§ **SET PROBLEM**: Output the material below in its entirety, exactly as given.

§ **EXERCISE INPUTS**:

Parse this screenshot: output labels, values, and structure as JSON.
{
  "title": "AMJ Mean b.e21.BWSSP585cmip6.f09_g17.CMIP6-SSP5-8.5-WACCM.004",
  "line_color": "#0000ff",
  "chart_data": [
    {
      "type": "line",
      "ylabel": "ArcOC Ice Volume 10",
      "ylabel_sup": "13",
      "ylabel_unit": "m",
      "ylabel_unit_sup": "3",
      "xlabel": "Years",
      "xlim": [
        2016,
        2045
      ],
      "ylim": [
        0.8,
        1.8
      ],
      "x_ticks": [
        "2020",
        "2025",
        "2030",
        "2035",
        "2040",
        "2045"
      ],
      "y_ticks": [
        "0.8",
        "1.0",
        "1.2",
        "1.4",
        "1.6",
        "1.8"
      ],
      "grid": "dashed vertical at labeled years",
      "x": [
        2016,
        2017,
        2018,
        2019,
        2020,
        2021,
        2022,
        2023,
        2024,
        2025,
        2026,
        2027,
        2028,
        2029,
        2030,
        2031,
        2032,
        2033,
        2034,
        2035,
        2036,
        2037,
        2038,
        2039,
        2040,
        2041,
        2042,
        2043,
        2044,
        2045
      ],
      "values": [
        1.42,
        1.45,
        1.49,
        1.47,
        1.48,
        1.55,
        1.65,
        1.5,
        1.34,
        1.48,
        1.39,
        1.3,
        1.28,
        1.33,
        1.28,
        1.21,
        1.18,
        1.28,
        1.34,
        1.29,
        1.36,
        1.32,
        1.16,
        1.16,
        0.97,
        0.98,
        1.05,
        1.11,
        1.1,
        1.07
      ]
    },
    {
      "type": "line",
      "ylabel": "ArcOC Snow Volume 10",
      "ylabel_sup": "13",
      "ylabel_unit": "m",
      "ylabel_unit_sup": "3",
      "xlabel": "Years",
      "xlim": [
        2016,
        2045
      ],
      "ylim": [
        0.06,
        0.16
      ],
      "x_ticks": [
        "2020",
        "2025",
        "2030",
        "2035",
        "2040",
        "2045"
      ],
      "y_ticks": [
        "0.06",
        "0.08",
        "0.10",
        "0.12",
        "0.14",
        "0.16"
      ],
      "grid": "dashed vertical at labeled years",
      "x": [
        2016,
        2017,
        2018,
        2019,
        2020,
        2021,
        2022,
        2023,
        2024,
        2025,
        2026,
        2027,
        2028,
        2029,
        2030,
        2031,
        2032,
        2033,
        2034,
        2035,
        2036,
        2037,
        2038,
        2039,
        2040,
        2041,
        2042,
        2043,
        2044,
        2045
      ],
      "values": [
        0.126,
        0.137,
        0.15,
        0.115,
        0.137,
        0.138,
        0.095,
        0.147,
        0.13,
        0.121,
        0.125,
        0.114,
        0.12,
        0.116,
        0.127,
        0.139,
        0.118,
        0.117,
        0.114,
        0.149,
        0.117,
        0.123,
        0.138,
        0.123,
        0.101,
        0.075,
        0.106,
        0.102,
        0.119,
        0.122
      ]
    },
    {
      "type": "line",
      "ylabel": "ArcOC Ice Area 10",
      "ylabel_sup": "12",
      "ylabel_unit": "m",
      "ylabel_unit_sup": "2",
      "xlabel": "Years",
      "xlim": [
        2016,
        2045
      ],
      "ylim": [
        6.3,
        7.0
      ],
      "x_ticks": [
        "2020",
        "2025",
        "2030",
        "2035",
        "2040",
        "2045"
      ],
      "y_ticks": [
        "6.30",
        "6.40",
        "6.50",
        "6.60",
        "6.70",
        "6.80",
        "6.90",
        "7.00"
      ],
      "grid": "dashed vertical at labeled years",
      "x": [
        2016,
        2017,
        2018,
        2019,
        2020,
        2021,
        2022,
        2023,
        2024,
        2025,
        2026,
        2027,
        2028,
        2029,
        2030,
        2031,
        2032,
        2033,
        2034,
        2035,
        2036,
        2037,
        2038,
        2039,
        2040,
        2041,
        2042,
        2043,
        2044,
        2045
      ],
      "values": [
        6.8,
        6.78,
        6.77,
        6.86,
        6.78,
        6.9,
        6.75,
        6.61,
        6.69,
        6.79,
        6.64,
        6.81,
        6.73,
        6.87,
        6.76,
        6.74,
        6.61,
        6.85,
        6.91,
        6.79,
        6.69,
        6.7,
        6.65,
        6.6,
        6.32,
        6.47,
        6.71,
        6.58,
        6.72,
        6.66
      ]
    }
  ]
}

§ **IN RESPONSE**:
Parse this screenshot: output labels, values, and structure as JSON.
{
  "title": "AMJ Mean b.e21.BWSSP585cmip6.f09_g17.CMIP6-SSP5-8.5-WACCM.004",
  "line_color": "#0000ff",
  "chart_data": [
    {
      "type": "line",
      "ylabel": "ArcOC Ice Volume 10",
      "ylabel_sup": "13",
      "ylabel_unit": "m",
      "ylabel_unit_sup": "3",
      "xlabel": "Years",
      "xlim": [
        2016,
        2045
      ],
      "ylim": [
        0.8,
        1.8
      ],
      "x_ticks": [
        "2020",
        "2025",
        "2030",
        "2035",
        "2040",
        "2045"
      ],
      "y_ticks": [
        "0.8",
        "1.0",
        "1.2",
        "1.4",
        "1.6",
        "1.8"
      ],
      "grid": "dashed vertical at labeled years",
      "x": [
        2016,
        2017,
        2018,
        2019,
        2020,
        2021,
        2022,
        2023,
        2024,
        2025,
        2026,
        2027,
        2028,
        2029,
        2030,
        2031,
        2032,
        2033,
        2034,
        2035,
        2036,
        2037,
        2038,
        2039,
        2040,
        2041,
        2042,
        2043,
        2044,
        2045
      ],
      "values": [
        1.42,
        1.45,
        1.49,
        1.47,
        1.48,
        1.55,
        1.65,
        1.5,
        1.34,
        1.48,
        1.39,
        1.3,
        1.28,
        1.33,
        1.28,
        1.21,
        1.18,
        1.28,
        1.34,
        1.29,
        1.36,
        1.32,
        1.16,
        1.16,
        0.97,
        0.98,
        1.05,
        1.11,
        1.1,
        1.07
      ]
    },
    {
      "type": "line",
      "ylabel": "ArcOC Snow Volume 10",
      "ylabel_sup": "13",
      "ylabel_unit": "m",
      "ylabel_unit_sup": "3",
      "xlabel": "Years",
      "xlim": [
        2016,
        2045
      ],
      "ylim": [
        0.06,
        0.16
      ],
      "x_ticks": [
        "2020",
        "2025",
        "2030",
        "2035",
        "2040",
        "2045"
      ],
      "y_ticks": [
        "0.06",
        "0.08",
        "0.10",
        "0.12",
        "0.14",
        "0.16"
      ],
      "grid": "dashed vertical at labeled years",
      "x": [
        2016,
        2017,
        2018,
        2019,
        2020,
        2021,
        2022,
        2023,
        2024,
        2025,
        2026,
        2027,
        2028,
        2029,
        2030,
        2031,
        2032,
        2033,
        2034,
        2035,
        2036,
        2037,
        2038,
        2039,
        2040,
        2041,
        2042,
        2043,
        2044,
        2045
      ],
      "values": [
        0.126,
        0.137,
        0.15,
        0.115,
        0.137,
        0.138,
        0.095,
        0.147,
        0.13,
        0.121,
        0.125,
        0.114,
        0.12,
        0.116,
        0.127,
        0.139,
        0.118,
        0.117,
        0.114,
        0.149,
        0.117,
        0.123,
        0.138,
        0.123,
        0.101,
        0.075,
        0.106,
        0.102,
        0.119,
        0.122
      ]
    },
    {
      "type": "line",
      "ylabel": "ArcOC Ice Area 10",
      "ylabel_sup": "12",
      "ylabel_unit": "m",
      "ylabel_unit_sup": "2",
      "xlabel": "Years",
      "xlim": [
        2016,
        2045
      ],
      "ylim": [
        6.3,
        7.0
      ],
      "x_ticks": [
        "2020",
        "2025",
        "2030",
        "2035",
        "2040",
        "2045"
      ],
      "y_ticks": [
        "6.30",
        "6.40",
        "6.50",
        "6.60",
        "6.70",
        "6.80",
        "6.90",
        "7.00"
      ],
      "grid": "dashed vertical at labeled years",
      "x": [
        2016,
        2017,
        2018,
        2019,
        2020,
        2021,
        2022,
        2023,
        2024,
        2025,
        2026,
        2027,
        2028,
        2029,
        2030,
        2031,
        2032,
        2033,
        2034,
        2035,
        2036,
        2037,
        2038,
        2039,
        2040,
        2041,
        2042,
        2043,
        2044,
        2045
      ],
      "values": [
        6.8,
        6.78,
        6.77,
        6.86,
        6.78,
        6.9,
        6.75,
        6.61,
        6.69,
        6.79,
        6.64,
        6.81,
        6.73,
        6.87,
        6.76,
        6.74,
        6.61,
        6.85,
        6.91,
        6.79,
        6.69,
        6.7,
        6.65,
        6.6,
        6.32,
        6.47,
        6.71,
        6.58,
        6.72,
        6.66
      ]
    }
  ]
}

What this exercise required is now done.